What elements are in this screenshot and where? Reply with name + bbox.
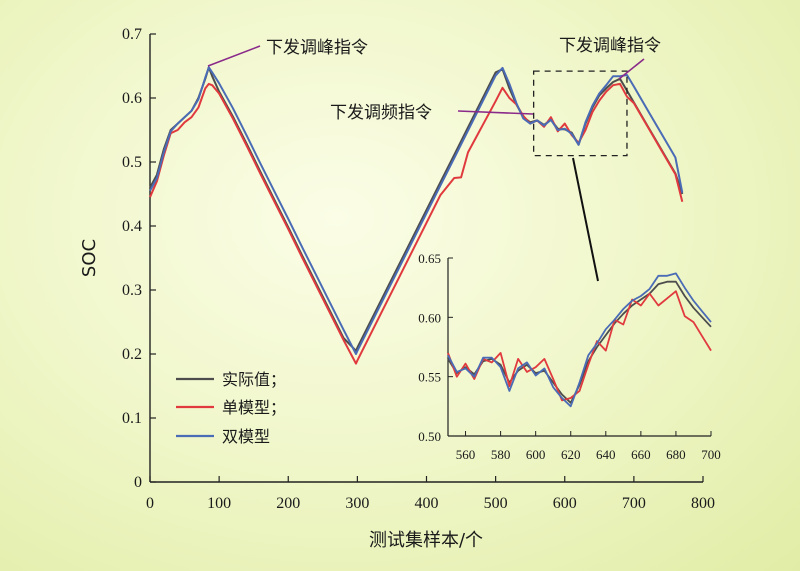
legend: 实际值； 单模型； 双模型 [176, 370, 286, 446]
x-tick-label: 300 [345, 495, 369, 512]
annotation-leader-line [207, 45, 261, 67]
inset-x-tick-label: 580 [491, 447, 511, 462]
inset-series-line [447, 272, 712, 408]
x-tick-label: 600 [553, 495, 577, 512]
x-tick-label: 0 [146, 495, 154, 512]
inset-x-tick-label: 600 [526, 447, 546, 462]
inset-plot: 560 580 600 620 640 660 680 700 0.50 0.55 0.60 0.65 [418, 157, 721, 462]
inset-y-tick-label: 0.55 [418, 370, 441, 385]
x-tick-label: 400 [415, 495, 439, 512]
y-tick-label: 0.4 [122, 218, 142, 235]
annotation-label: 下发调峰指令 [559, 36, 661, 56]
zoom-box [532, 70, 628, 157]
annotation-label: 下发调峰指令 [266, 38, 368, 58]
y-tick-label: 0.6 [122, 90, 142, 107]
x-tick-label: 500 [484, 495, 508, 512]
inset-x-tick-label: 660 [631, 447, 651, 462]
series-line [149, 82, 684, 365]
x-axis-title: 测试集样本/个 [369, 530, 483, 551]
annotation-leader-line [457, 110, 534, 115]
inset-series-line [447, 290, 712, 402]
inset-x-tick-label: 680 [666, 447, 686, 462]
y-tick-label: 0.7 [122, 26, 142, 43]
x-tick-label: 800 [691, 495, 715, 512]
legend-label: 双模型 [222, 427, 270, 446]
legend-label: 实际值； [222, 370, 286, 389]
inset-x-tick-label: 620 [561, 447, 581, 462]
annotation-label: 下发调频指令 [330, 103, 432, 123]
x-tick-label: 200 [276, 495, 300, 512]
y-tick-label: 0 [134, 474, 142, 491]
annotation-leader-line [618, 58, 645, 80]
y-tick-label: 0.2 [122, 346, 142, 363]
inset-x-tick-label: 560 [456, 447, 476, 462]
y-tick-label: 0.3 [122, 282, 142, 299]
x-tick-label: 700 [622, 495, 646, 512]
inset-x-tick-label: 700 [701, 447, 721, 462]
inset-x-tick-label: 640 [596, 447, 616, 462]
inset-y-tick-label: 0.50 [418, 429, 441, 444]
zoom-connector-line [572, 157, 599, 282]
legend-label: 单模型； [222, 398, 286, 417]
x-tick-label: 100 [207, 495, 231, 512]
y-tick-label: 0.1 [122, 410, 142, 427]
inset-y-tick-label: 0.65 [418, 251, 441, 266]
y-tick-label: 0.5 [122, 154, 142, 171]
main-plot: 0 100 200 300 400 500 600 700 800 0 0.1 0.2 0.3 0.4 0.… [122, 26, 715, 512]
inset-y-tick-label: 0.60 [418, 310, 441, 325]
series-line [149, 66, 684, 355]
y-axis-title: SOC [79, 239, 100, 277]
· · · ·
◆ Aim
Render the entries above as a numbered list, omitting blank lines and leaving out the pictures.

◆ The answer
1. What elements are in this screenshot and where? Reply with name + bbox.
2. legend: 实际值； 单模型； 双模型 [176, 370, 286, 446]
3. x-tick-label: 300 [345, 495, 369, 512]
4. annotation-leader-line [207, 45, 261, 67]
5. inset-x-tick-label: 580 [491, 447, 511, 462]
6. inset-series-line [447, 272, 712, 408]
7. x-tick-label: 600 [553, 495, 577, 512]
8. x-tick-label: 0 [146, 495, 154, 512]
9. inset-x-tick-label: 600 [526, 447, 546, 462]
10. inset-plot: 560 580 600 620 640 660 680 700 0.50 0.55 0.60 0.65 [418, 157, 721, 462]
11. inset-y-tick-label: 0.55 [418, 370, 441, 385]
12. x-tick-label: 400 [415, 495, 439, 512]
13. y-tick-label: 0.4 [122, 218, 142, 235]
14. annotation-label: 下发调峰指令 [559, 36, 661, 56]
15. zoom-box [532, 70, 628, 157]
16. annotation-label: 下发调峰指令 [266, 38, 368, 58]
17. y-tick-label: 0.6 [122, 90, 142, 107]
18. x-tick-label: 500 [484, 495, 508, 512]
19. inset-x-tick-label: 660 [631, 447, 651, 462]
20. series-line [149, 82, 684, 365]
21. x-axis-title: 测试集样本/个 [369, 530, 483, 551]
22. annotation-leader-line [457, 110, 534, 115]
23. inset-series-line [447, 290, 712, 402]
24. inset-x-tick-label: 680 [666, 447, 686, 462]
25. y-tick-label: 0.7 [122, 26, 142, 43]
26. x-tick-label: 800 [691, 495, 715, 512]
27. legend-label: 双模型 [222, 427, 270, 446]
28. legend-label: 实际值； [222, 370, 286, 389]
29. inset-x-tick-label: 620 [561, 447, 581, 462]
30. annotation-label: 下发调频指令 [330, 103, 432, 123]
31. x-tick-label: 200 [276, 495, 300, 512]
32. y-tick-label: 0 [134, 474, 142, 491]
33. annotation-leader-line [618, 58, 645, 80]
34. y-tick-label: 0.2 [122, 346, 142, 363]
35. inset-x-tick-label: 560 [456, 447, 476, 462]
36. y-tick-label: 0.3 [122, 282, 142, 299]
37. x-tick-label: 700 [622, 495, 646, 512]
38. inset-x-tick-label: 700 [701, 447, 721, 462]
39. inset-x-tick-label: 640 [596, 447, 616, 462]
40. inset-y-tick-label: 0.50 [418, 429, 441, 444]
41. zoom-connector-line [572, 157, 599, 282]
42. legend-label: 单模型； [222, 398, 286, 417]
43. x-tick-label: 100 [207, 495, 231, 512]
44. y-tick-label: 0.1 [122, 410, 142, 427]
45. inset-y-tick-label: 0.65 [418, 251, 441, 266]
46. y-tick-label: 0.5 [122, 154, 142, 171]
47. main-plot: 0 100 200 300 400 500 600 700 800 0 0.1 0.2 0.3 0.4 0.… [122, 26, 715, 512]
48. inset-y-tick-label: 0.60 [418, 310, 441, 325]
49. series-line [149, 66, 684, 355]
50. y-axis-title: SOC [79, 239, 100, 277]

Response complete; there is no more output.